→ **Brief**: Collect all lines containing the word "intValue" from the data.

** BEGIN The input **

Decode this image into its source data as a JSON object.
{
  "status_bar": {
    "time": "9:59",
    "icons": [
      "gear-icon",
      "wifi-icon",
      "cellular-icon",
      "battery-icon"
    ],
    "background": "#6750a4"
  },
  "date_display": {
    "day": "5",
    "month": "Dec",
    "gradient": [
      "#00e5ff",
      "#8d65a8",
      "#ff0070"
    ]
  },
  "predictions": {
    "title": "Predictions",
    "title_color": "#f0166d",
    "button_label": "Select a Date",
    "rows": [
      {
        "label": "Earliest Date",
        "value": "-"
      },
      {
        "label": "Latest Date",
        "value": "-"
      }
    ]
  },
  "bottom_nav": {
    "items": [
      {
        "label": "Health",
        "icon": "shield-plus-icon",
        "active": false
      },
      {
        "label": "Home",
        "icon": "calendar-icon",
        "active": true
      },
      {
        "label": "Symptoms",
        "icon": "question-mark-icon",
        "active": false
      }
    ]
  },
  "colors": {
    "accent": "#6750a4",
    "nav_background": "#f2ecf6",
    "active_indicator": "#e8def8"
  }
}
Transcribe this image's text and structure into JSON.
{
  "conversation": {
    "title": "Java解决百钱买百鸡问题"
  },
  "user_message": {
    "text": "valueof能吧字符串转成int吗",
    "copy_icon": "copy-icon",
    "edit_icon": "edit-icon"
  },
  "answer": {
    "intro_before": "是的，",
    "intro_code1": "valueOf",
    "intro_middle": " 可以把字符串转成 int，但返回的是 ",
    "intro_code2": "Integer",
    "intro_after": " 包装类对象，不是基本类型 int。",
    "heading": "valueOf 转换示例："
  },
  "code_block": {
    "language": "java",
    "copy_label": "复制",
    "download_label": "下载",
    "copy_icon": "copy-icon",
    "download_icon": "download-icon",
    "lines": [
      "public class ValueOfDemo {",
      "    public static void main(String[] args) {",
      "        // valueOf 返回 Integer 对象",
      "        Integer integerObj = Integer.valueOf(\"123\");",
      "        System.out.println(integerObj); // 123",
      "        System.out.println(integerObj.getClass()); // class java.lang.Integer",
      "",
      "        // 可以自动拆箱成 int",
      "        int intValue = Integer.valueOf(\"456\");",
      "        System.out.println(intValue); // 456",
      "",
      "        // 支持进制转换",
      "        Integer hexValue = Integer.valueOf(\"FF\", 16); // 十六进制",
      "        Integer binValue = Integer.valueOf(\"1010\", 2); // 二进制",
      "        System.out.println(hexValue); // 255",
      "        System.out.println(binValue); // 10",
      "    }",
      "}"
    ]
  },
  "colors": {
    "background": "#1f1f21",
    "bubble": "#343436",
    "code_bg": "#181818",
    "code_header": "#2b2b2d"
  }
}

** END The input **

→ **Answer to this task**:
      "        int intValue = Integer.valueOf(\"456\");",
      "        System.out.println(intValue); // 456",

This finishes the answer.